[TEXT SEGMENT]

Susskind, who called Alabama’s override system “very arbitrary,” said Delaware as a whole rarely imposes the death penalty, and Florida has since added strict rules and regulations that make override possible only in cases where a judge finds the jury’s verdict unreasonable.
Bailey said judicial override is still favorably viewed in some legal circles, but among the lawyers who come to the University’s clinic, it can be a source of devastation.
“The lawyer introduces the defendant to them in such a way that they can have mercy on this defendant,” she said. “And then to have this snatched away by a judge who doesn’t even have the courtesy to say why – when these 12 members of the community, randomly selected, show up and they’re willing to have mercy. It’s crushing for the lawyers.”
Other trends can also be reflected in judicial override figures. Susskind said there are signs of race bias, and the EJI report said 92 percent of overrides passed down by elected judges overturn a life sentence and impose the death penalty.

[/TEXT SEGMENT]
[DATA TO EXAMINE]

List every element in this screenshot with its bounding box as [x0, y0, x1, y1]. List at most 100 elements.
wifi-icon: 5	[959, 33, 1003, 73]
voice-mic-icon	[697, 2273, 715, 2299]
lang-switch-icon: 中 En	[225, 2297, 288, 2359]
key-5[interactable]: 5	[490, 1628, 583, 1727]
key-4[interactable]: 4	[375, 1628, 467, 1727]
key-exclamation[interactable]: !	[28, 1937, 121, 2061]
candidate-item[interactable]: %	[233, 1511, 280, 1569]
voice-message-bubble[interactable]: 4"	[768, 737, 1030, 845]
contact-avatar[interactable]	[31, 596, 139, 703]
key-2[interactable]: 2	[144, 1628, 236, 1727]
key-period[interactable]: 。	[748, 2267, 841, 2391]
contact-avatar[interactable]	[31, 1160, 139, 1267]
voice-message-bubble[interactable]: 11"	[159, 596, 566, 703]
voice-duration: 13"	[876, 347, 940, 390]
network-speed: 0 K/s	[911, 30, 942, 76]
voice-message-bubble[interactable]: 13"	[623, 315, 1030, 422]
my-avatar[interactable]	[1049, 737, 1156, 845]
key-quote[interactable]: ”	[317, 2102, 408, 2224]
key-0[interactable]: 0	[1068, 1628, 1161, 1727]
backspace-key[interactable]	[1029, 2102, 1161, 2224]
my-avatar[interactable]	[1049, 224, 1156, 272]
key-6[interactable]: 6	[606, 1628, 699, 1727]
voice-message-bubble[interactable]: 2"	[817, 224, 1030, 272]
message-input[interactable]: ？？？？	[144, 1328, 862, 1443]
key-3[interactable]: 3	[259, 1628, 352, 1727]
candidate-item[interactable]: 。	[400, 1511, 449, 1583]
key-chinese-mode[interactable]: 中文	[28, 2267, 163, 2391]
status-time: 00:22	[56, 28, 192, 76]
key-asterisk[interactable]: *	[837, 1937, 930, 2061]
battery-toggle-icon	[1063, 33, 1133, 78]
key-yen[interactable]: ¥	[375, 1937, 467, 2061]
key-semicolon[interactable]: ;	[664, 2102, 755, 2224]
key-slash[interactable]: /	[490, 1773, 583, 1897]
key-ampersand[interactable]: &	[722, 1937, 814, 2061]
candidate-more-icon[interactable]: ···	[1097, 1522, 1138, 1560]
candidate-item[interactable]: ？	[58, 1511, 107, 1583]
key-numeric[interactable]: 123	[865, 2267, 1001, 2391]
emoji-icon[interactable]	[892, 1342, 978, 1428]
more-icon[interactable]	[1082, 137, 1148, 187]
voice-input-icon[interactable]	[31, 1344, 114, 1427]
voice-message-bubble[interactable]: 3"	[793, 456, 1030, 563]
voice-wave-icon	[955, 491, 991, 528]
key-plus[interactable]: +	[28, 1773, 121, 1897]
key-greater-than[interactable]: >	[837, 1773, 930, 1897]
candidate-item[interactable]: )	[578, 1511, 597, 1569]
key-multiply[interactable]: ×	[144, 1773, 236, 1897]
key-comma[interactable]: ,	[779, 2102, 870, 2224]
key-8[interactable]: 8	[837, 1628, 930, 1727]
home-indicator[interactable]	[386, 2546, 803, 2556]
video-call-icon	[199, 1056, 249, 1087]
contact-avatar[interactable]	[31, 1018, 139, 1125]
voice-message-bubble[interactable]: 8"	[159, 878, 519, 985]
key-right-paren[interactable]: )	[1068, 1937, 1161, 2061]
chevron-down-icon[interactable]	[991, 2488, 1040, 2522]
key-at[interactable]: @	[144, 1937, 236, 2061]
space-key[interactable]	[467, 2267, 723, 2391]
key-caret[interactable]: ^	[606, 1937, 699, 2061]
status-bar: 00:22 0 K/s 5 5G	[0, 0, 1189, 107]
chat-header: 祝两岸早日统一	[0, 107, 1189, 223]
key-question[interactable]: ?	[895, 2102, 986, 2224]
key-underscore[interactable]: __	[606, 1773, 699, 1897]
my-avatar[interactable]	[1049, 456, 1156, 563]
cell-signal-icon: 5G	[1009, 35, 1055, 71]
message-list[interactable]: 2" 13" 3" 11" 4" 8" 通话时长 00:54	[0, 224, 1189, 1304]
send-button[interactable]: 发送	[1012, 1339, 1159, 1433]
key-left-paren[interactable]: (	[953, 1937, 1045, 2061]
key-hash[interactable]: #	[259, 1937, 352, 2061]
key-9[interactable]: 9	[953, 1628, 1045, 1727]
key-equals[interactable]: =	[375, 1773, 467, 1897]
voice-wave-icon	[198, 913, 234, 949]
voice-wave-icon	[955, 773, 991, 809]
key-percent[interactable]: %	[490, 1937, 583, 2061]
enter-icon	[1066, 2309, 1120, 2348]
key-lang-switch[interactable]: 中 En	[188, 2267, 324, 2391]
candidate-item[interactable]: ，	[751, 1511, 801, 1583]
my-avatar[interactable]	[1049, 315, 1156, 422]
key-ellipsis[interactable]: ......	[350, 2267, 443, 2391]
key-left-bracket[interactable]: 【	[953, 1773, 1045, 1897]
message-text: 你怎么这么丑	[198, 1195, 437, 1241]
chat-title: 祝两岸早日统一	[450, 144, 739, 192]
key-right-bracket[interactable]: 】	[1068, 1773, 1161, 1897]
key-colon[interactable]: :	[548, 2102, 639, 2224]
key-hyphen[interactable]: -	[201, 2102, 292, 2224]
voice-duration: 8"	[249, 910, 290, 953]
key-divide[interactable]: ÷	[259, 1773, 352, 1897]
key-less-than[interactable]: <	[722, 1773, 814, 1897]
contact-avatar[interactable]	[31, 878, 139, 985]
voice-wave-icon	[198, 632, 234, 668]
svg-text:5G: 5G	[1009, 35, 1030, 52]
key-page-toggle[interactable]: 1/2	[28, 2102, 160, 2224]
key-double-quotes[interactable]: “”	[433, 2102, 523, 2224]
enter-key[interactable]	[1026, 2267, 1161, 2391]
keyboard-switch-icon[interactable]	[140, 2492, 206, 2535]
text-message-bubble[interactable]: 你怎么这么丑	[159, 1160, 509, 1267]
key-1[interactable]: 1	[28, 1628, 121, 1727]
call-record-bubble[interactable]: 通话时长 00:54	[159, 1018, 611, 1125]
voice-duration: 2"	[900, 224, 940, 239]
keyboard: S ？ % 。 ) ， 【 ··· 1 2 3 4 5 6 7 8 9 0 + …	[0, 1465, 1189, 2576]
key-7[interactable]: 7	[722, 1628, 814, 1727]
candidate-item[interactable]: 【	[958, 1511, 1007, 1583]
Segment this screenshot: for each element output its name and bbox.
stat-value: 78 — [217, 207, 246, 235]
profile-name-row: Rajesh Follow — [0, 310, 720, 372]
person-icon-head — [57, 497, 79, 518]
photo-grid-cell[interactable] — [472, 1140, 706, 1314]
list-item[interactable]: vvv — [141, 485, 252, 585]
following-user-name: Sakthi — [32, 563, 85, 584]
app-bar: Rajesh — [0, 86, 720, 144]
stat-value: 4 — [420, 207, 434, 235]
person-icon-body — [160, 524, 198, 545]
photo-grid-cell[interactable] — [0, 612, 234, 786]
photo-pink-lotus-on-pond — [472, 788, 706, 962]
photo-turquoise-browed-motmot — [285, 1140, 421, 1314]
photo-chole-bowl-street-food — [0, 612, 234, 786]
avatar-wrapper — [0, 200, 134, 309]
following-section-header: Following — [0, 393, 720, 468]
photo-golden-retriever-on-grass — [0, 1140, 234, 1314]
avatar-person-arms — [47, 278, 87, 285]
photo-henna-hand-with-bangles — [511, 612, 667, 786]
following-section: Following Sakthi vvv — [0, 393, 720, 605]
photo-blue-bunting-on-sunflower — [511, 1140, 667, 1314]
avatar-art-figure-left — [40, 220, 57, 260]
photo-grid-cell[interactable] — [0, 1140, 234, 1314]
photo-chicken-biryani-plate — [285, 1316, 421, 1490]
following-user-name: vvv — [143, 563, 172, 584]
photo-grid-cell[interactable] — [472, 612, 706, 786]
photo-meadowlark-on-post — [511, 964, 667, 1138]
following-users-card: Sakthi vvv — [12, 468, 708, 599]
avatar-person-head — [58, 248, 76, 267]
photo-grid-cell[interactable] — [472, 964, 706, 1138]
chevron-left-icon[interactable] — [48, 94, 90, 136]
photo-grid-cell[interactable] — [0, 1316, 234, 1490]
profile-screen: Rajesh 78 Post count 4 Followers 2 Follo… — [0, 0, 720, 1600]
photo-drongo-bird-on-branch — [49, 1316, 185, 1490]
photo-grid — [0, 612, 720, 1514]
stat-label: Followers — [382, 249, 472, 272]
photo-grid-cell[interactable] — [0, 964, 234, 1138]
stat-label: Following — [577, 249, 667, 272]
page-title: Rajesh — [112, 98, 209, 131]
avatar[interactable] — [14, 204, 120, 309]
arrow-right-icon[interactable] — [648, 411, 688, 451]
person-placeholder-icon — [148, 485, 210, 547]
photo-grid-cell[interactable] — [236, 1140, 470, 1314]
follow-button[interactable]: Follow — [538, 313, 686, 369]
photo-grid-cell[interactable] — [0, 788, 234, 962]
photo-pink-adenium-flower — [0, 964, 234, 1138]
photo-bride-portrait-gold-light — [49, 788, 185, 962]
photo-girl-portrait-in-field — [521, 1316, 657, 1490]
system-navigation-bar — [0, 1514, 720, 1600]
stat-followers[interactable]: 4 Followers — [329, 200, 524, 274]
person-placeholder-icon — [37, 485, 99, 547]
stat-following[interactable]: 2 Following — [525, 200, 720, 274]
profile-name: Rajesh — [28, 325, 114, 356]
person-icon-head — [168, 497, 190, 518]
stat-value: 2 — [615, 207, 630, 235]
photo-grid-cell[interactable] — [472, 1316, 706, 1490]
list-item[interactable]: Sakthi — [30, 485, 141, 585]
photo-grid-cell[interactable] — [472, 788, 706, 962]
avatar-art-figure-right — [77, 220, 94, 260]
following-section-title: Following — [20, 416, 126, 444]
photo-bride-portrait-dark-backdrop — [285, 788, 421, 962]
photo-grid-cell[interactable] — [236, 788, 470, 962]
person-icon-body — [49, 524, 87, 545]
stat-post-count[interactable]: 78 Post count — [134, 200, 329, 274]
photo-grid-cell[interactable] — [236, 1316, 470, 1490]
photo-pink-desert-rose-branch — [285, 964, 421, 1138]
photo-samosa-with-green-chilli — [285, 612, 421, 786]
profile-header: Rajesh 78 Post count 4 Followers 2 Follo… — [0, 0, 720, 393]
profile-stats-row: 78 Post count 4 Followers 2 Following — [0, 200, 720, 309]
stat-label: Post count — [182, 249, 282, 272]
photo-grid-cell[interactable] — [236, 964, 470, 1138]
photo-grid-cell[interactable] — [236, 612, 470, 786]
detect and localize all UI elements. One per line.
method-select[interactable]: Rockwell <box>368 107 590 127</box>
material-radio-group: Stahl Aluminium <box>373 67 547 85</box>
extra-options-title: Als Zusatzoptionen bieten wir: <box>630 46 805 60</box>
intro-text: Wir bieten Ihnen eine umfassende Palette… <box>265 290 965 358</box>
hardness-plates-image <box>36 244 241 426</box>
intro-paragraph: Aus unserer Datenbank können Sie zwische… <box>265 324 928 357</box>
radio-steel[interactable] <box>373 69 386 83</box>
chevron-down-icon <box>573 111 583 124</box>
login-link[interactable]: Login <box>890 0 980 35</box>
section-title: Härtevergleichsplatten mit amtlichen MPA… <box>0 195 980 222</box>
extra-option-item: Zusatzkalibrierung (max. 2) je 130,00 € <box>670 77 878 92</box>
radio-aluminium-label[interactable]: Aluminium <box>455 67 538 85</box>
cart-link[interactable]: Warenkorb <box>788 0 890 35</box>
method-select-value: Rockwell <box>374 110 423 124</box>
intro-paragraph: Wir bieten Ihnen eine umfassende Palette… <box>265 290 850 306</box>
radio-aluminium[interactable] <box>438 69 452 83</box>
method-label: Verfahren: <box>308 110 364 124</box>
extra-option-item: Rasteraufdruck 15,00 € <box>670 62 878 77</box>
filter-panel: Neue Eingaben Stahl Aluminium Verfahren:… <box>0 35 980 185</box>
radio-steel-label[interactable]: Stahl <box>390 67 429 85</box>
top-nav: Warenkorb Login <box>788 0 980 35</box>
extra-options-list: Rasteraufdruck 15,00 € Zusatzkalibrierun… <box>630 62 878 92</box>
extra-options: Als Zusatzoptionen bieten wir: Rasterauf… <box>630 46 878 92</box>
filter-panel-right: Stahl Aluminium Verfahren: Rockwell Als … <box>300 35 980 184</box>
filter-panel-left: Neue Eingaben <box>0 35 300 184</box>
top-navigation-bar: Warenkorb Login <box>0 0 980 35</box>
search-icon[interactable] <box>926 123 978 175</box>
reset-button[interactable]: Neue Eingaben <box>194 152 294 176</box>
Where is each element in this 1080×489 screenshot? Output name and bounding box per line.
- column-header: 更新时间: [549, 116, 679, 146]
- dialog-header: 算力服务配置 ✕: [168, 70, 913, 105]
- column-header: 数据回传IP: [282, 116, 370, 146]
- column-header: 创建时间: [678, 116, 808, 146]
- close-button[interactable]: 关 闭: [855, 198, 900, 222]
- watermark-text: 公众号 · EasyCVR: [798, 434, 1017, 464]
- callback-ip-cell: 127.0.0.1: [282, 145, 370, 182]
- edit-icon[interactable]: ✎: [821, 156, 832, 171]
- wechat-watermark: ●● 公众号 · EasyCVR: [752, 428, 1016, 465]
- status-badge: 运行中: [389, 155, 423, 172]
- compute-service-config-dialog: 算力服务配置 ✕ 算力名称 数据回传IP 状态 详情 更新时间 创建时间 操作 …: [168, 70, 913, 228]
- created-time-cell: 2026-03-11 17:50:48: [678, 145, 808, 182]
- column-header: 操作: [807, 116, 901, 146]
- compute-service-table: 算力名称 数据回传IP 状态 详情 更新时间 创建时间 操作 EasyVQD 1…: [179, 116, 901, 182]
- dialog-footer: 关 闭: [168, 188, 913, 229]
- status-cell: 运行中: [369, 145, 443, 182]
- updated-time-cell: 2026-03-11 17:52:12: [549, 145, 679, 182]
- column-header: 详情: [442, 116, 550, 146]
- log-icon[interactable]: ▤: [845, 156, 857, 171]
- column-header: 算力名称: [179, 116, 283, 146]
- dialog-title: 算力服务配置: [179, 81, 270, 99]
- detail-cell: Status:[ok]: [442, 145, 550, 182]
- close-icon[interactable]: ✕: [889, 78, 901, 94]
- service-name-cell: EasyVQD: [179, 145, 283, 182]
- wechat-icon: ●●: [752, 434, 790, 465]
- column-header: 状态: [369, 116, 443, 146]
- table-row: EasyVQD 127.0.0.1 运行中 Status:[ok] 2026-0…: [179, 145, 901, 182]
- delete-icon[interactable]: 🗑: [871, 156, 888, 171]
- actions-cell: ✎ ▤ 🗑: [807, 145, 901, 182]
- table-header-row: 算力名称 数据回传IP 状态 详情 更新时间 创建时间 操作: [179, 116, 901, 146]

[/DATA TO EXAMINE]

→ **INSTRUCTIONS**:
- a) Please set down the part of the judicial override passage starting at "Other trends can" and ending at "the death penalty.".
- b) According to the judicial override passage, what percentage of overrides passed down by elected judges overturn a life sentence and impose the death penalty?
- c) Name every U.S. state mentioned in the judicial override passage.
You won't need the records for any of this.

→ **TASK-BY-TASK ANSWERS**:
- a)
Other trends can also be reflected in judicial override figures. Susskind said there are signs of race bias, and the EJI report said 92 percent of overrides passed down by elected judges overturn a life sentence and impose the death penalty.

- b) 92 percent

- c) Alabama, Delaware, Florida